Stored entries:
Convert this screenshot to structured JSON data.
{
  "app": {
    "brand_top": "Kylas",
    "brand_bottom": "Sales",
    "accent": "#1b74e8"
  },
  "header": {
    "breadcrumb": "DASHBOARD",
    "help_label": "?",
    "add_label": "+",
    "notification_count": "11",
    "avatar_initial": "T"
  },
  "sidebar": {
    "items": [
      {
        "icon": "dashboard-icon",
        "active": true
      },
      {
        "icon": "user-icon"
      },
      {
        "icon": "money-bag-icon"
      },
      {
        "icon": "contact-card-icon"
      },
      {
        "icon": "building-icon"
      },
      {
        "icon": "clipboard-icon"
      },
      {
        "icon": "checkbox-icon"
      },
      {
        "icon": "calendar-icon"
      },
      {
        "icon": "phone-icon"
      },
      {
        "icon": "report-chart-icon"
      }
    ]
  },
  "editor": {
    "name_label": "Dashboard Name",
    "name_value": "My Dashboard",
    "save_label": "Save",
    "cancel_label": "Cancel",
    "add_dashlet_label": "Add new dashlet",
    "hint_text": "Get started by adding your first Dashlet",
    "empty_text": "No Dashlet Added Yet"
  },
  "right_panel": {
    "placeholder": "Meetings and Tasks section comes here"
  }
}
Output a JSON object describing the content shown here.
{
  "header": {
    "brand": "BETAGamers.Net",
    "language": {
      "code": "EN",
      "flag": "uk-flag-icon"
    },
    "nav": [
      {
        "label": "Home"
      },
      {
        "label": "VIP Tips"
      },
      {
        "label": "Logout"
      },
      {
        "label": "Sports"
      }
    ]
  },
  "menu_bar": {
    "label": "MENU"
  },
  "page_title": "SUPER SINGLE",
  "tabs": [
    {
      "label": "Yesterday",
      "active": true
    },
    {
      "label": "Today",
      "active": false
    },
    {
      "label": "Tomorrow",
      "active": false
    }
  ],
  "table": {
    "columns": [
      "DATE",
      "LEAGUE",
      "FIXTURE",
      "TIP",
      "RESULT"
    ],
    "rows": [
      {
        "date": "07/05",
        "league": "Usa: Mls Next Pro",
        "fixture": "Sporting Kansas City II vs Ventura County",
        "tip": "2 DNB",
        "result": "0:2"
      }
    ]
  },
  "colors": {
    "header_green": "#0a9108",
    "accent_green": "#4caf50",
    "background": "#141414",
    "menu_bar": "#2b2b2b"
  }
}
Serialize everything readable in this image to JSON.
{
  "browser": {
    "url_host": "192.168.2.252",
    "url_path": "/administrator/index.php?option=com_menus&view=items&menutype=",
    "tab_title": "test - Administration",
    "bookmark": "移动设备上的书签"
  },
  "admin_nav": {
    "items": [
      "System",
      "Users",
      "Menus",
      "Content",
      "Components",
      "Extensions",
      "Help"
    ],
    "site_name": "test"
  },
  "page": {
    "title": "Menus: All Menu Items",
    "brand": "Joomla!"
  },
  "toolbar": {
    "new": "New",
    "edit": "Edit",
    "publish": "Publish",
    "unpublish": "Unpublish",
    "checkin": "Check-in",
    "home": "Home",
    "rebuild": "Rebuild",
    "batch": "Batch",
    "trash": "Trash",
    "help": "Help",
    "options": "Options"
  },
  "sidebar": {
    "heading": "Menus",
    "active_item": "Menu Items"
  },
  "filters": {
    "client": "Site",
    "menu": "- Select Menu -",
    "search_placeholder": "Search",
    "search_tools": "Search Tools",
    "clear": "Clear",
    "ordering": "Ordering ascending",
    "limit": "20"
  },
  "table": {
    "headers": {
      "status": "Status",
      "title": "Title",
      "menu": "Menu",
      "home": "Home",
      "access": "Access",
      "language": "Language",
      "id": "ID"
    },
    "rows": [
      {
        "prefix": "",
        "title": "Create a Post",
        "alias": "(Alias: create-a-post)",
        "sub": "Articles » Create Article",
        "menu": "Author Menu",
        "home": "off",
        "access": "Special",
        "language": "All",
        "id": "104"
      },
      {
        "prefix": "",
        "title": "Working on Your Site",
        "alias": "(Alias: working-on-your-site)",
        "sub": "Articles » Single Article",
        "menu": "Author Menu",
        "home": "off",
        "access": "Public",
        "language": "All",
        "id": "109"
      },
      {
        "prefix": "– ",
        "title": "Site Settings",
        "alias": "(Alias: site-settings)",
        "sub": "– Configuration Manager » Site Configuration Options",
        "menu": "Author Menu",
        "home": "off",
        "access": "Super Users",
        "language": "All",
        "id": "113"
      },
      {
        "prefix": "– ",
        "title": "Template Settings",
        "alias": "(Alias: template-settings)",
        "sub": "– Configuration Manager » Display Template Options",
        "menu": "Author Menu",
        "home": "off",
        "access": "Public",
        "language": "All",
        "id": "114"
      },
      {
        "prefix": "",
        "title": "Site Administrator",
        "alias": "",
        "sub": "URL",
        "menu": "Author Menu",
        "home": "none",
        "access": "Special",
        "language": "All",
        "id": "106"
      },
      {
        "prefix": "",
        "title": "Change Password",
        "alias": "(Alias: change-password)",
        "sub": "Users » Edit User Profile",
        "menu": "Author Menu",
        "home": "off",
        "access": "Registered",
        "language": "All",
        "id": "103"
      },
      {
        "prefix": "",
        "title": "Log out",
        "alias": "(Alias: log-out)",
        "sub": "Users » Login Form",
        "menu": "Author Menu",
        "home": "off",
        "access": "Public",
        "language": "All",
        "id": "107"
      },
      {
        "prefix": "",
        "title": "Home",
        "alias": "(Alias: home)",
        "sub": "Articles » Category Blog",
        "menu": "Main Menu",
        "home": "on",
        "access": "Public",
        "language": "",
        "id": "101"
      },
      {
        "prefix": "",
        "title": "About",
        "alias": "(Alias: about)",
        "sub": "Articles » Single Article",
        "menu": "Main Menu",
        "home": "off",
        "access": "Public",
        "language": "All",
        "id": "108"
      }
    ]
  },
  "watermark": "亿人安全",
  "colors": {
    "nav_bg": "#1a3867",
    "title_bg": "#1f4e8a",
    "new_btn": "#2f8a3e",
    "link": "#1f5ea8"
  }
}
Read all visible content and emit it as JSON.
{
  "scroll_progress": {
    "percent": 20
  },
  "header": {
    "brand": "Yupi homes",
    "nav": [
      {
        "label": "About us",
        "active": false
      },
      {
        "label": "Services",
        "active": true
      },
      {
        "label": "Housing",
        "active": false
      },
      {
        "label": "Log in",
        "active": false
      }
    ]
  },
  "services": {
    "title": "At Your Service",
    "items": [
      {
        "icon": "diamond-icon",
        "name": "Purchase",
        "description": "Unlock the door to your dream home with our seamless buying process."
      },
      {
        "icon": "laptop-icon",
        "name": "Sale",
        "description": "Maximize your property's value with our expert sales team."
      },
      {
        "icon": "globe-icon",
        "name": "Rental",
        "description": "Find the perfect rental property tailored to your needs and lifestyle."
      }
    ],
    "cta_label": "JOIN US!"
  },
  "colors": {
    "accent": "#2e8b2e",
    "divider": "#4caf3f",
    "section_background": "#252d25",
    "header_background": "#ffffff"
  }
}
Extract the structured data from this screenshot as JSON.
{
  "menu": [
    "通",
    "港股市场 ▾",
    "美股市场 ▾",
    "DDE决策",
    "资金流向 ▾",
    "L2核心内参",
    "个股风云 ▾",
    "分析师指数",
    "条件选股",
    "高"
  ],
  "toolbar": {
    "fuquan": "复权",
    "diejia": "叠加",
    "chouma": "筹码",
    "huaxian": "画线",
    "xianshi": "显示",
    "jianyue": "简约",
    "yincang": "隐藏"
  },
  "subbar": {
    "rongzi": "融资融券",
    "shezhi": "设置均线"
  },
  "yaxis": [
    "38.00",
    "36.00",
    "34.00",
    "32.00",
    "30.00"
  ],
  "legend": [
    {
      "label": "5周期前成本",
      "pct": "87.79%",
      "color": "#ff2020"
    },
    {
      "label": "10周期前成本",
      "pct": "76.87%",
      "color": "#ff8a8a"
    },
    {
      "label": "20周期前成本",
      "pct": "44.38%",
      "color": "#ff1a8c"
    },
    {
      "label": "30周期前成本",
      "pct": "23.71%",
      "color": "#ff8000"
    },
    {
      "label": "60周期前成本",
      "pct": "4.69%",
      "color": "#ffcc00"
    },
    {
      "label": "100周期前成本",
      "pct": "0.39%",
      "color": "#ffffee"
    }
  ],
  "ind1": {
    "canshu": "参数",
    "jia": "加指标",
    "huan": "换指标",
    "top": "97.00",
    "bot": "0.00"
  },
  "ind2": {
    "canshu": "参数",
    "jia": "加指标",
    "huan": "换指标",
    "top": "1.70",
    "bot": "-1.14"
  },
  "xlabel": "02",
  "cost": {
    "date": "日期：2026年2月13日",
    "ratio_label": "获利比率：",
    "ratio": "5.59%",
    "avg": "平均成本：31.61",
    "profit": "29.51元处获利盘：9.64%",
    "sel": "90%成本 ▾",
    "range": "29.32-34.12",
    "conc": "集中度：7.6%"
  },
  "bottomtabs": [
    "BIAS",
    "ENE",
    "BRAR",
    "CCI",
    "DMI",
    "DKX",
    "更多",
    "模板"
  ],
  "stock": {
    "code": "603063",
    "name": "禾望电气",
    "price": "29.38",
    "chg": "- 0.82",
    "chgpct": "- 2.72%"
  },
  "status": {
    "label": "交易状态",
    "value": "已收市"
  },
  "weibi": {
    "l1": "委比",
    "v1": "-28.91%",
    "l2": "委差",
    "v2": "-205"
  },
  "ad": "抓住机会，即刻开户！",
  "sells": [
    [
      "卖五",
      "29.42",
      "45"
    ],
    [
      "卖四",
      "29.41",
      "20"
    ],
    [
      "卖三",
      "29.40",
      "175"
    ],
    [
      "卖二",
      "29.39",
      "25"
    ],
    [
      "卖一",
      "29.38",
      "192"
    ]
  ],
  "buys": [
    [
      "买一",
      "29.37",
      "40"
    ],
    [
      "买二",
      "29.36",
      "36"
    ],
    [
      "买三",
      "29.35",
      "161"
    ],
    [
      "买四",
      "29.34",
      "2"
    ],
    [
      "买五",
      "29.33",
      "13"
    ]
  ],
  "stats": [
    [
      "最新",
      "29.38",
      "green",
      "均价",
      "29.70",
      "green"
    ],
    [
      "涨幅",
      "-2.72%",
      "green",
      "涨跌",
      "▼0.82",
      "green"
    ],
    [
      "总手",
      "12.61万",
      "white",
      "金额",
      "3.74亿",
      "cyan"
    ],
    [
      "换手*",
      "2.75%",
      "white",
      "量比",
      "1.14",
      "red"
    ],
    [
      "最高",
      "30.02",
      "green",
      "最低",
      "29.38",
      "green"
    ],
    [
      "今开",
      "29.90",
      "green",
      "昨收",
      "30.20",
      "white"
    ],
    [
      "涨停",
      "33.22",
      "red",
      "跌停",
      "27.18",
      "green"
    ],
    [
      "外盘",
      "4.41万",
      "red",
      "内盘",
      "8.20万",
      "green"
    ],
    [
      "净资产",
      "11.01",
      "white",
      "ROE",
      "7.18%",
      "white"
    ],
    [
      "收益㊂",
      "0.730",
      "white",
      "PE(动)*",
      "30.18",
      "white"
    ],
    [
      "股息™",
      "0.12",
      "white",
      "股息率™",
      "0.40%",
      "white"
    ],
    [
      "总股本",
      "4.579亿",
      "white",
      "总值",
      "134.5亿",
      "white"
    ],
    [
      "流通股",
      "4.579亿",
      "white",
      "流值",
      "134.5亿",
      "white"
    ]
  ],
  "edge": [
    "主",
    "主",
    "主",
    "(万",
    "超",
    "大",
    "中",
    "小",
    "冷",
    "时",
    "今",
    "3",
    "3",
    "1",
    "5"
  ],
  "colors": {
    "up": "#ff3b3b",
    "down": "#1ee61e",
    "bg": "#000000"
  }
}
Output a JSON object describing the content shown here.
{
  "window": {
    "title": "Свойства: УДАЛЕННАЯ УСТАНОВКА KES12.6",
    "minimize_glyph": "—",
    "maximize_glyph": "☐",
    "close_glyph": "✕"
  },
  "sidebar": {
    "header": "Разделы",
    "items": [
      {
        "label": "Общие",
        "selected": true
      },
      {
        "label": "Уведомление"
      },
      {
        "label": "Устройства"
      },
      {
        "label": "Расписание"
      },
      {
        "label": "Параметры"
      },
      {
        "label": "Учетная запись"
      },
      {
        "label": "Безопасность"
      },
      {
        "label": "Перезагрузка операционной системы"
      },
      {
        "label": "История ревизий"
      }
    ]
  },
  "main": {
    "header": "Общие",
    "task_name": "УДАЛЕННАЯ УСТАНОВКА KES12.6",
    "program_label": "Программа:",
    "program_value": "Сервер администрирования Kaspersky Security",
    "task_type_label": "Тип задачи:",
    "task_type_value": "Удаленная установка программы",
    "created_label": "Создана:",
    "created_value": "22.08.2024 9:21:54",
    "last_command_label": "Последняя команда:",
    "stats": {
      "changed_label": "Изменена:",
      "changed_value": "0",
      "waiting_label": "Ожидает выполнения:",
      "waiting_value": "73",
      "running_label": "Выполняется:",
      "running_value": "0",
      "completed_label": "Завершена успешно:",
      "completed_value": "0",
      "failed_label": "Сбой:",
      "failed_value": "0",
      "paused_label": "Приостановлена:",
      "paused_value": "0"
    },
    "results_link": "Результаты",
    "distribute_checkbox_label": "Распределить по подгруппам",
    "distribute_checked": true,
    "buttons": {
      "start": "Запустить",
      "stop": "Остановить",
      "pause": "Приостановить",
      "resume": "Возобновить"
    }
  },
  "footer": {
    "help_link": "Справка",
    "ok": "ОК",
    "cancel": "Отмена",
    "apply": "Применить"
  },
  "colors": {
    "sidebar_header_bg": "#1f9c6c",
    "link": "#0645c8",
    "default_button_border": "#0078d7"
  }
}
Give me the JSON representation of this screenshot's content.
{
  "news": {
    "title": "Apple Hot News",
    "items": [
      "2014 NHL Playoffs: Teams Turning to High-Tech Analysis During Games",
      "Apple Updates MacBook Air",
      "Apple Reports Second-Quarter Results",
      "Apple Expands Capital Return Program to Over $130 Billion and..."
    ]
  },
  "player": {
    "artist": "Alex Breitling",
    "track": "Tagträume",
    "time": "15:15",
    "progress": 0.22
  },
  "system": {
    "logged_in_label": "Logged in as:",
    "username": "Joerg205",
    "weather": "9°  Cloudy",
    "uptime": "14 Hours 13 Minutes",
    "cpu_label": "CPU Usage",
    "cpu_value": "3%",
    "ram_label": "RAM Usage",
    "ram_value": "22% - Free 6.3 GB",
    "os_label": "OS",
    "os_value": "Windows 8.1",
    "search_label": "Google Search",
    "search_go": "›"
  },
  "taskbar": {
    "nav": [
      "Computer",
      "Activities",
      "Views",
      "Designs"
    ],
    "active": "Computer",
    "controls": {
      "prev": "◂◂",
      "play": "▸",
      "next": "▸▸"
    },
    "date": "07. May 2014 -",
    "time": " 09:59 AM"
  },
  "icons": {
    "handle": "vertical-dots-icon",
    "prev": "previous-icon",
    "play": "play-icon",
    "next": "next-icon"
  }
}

■ WORK TO BE COMPLETED ■
Above are some records. Report the number of their lines that include "Options", and add nothing else.

■ REPLY TO THE EXERCISE ■
3